:: ENTRIES SUPPLIED ::
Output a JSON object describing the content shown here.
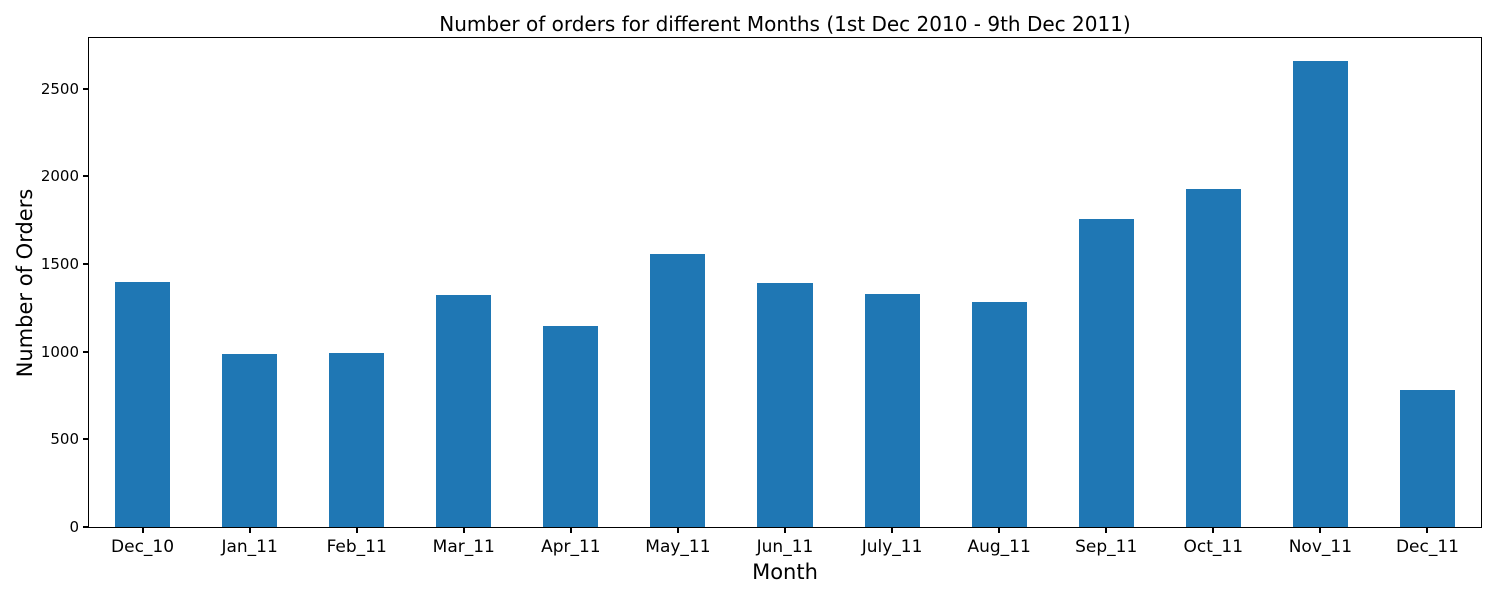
{
  "chart_data": {
    "type": "bar",
    "title": "Number of orders for different Months (1st Dec 2010 - 9th Dec 2011)",
    "xlabel": "Month",
    "ylabel": "Number of Orders",
    "categories": [
      "Dec_10",
      "Jan_11",
      "Feb_11",
      "Mar_11",
      "Apr_11",
      "May_11",
      "Jun_11",
      "July_11",
      "Aug_11",
      "Sep_11",
      "Oct_11",
      "Nov_11",
      "Dec_11"
    ],
    "values": [
      1400,
      987,
      993,
      1321,
      1149,
      1555,
      1393,
      1331,
      1281,
      1756,
      1929,
      2658,
      783
    ],
    "yticks": [
      0,
      500,
      1000,
      1500,
      2000,
      2500
    ],
    "ylim": [
      0,
      2790
    ],
    "bar_color": "#1f77b4",
    "bar_width_fraction": 0.5,
    "grid": false,
    "legend_position": "none",
    "text_color": "#000000",
    "background_color": "#ffffff"
  }
}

:: WRITTEN EXERCISE ::
Output every entry exactly as given; pictures are not part of the copy.

:: SOLUTION ::
Output a JSON object describing the content shown here.
{
  "chart_data": {
    "type": "bar",
    "title": "Number of orders for different Months (1st Dec 2010 - 9th Dec 2011)",
    "xlabel": "Month",
    "ylabel": "Number of Orders",
    "categories": [
      "Dec_10",
      "Jan_11",
      "Feb_11",
      "Mar_11",
      "Apr_11",
      "May_11",
      "Jun_11",
      "July_11",
      "Aug_11",
      "Sep_11",
      "Oct_11",
      "Nov_11",
      "Dec_11"
    ],
    "values": [
      1400,
      987,
      993,
      1321,
      1149,
      1555,
      1393,
      1331,
      1281,
      1756,
      1929,
      2658,
      783
    ],
    "yticks": [
      0,
      500,
      1000,
      1500,
      2000,
      2500
    ],
    "ylim": [
      0,
      2790
    ],
    "bar_color": "#1f77b4",
    "bar_width_fraction": 0.5,
    "grid": false,
    "legend_position": "none",
    "text_color": "#000000",
    "background_color": "#ffffff"
  }
}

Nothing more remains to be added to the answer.